• _GIVEN PROBLEM_:
Assemble all lines in which the string "aspect" appears.
------ DATASET EXTRACT ------
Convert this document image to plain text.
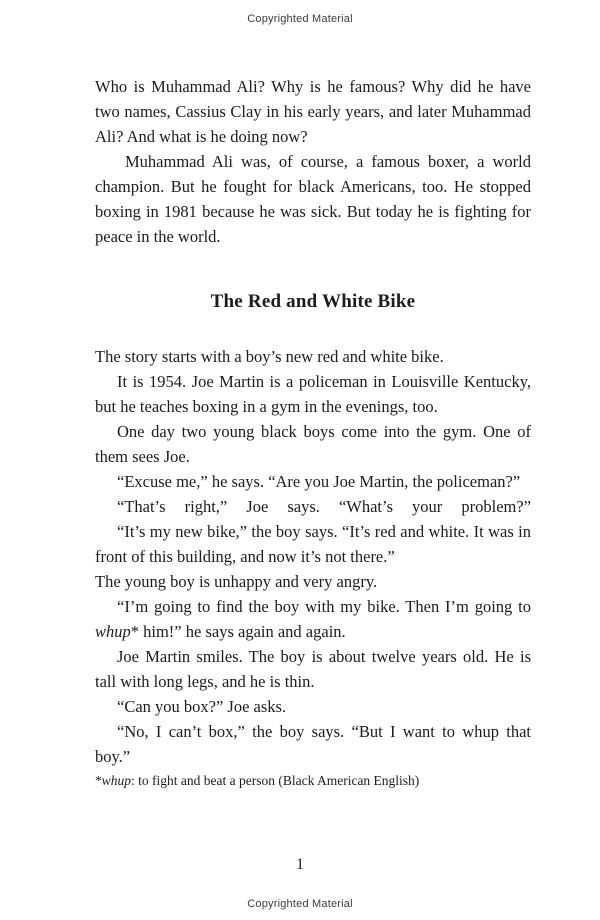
Copyrighted Material

Who is Muhammad Ali? Why is he famous? Why did he have two names, Cassius Clay in his early years, and later Muhammad Ali? And what is he doing now?

Muhammad Ali was, of course, a famous boxer, a world champion. But he fought for black Americans, too. He stopped boxing in 1981 because he was sick. But today he is fighting for peace in the world.

The Red and White Bike

The story starts with a boy’s new red and white bike.

It is 1954. Joe Martin is a policeman in Louisville Kentucky, but he teaches boxing in a gym in the evenings, too.

One day two young black boys come into the gym. One of them sees Joe.

“Excuse me,” he says. “Are you Joe Martin, the policeman?”

“That’s right,” Joe says. “What’s your problem?”

“It’s my new bike,” the boy says. “It’s red and white. It was in front of this building, and now it’s not there.”

The young boy is unhappy and very angry.

“I’m going to find the boy with my bike. Then I’m going to whup* him!” he says again and again.

Joe Martin smiles. The boy is about twelve years old. He is tall with long legs, and he is thin.

“Can you box?” Joe asks.

“No, I can’t box,” the boy says. “But I want to whup that boy.”

*whup: to fight and beat a person (Black American English)
1
Copyrighted Material
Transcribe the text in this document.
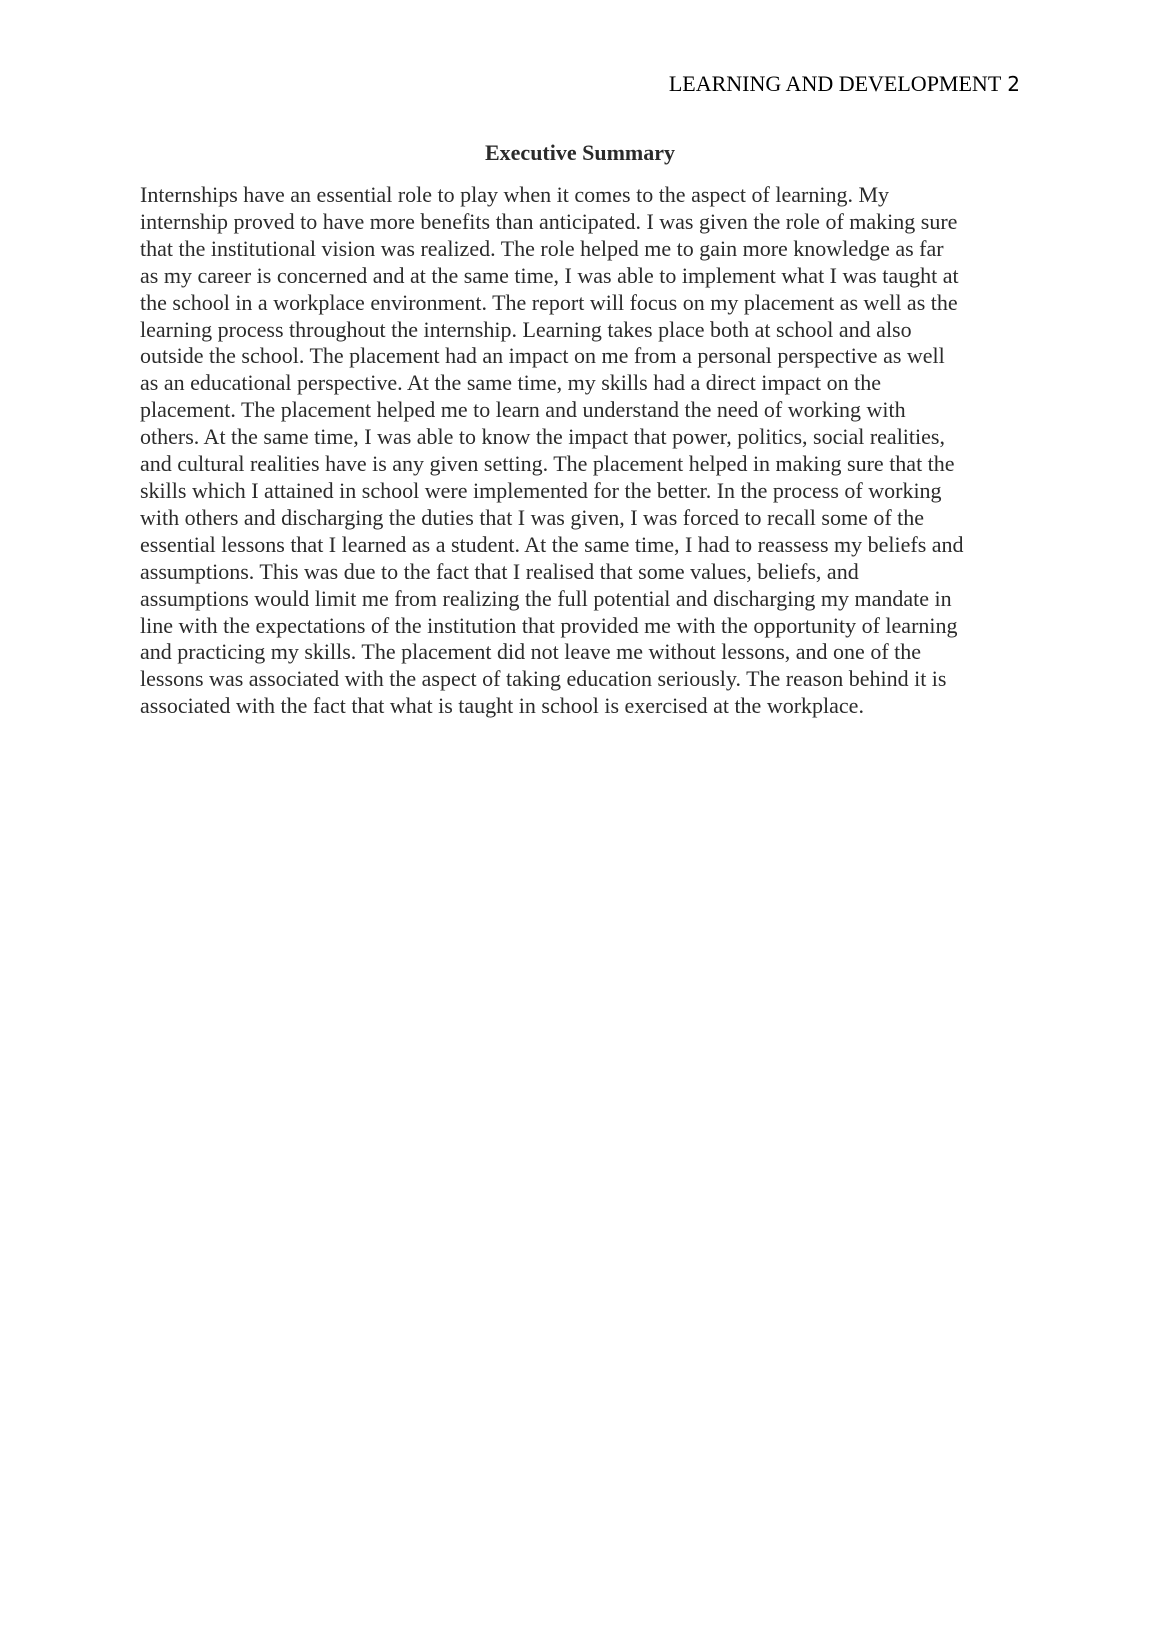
LEARNING AND DEVELOPMENT 2
Executive Summary
Internships have an essential role to play when it comes to the aspect of learning. My
internship proved to have more benefits than anticipated. I was given the role of making sure
that the institutional vision was realized. The role helped me to gain more knowledge as far
as my career is concerned and at the same time, I was able to implement what I was taught at
the school in a workplace environment. The report will focus on my placement as well as the
learning process throughout the internship. Learning takes place both at school and also
outside the school. The placement had an impact on me from a personal perspective as well
as an educational perspective. At the same time, my skills had a direct impact on the
placement. The placement helped me to learn and understand the need of working with
others. At the same time, I was able to know the impact that power, politics, social realities,
and cultural realities have is any given setting. The placement helped in making sure that the
skills which I attained in school were implemented for the better. In the process of working
with others and discharging the duties that I was given, I was forced to recall some of the
essential lessons that I learned as a student. At the same time, I had to reassess my beliefs and
assumptions. This was due to the fact that I realised that some values, beliefs, and
assumptions would limit me from realizing the full potential and discharging my mandate in
line with the expectations of the institution that provided me with the opportunity of learning
and practicing my skills. The placement did not leave me without lessons, and one of the
lessons was associated with the aspect of taking education seriously. The reason behind it is
associated with the fact that what is taught in school is exercised at the workplace.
------
• _CORRECT ANSWER_:
Internships have an essential role to play when it comes to the aspect of learning. My
lessons was associated with the aspect of taking education seriously. The reason behind it is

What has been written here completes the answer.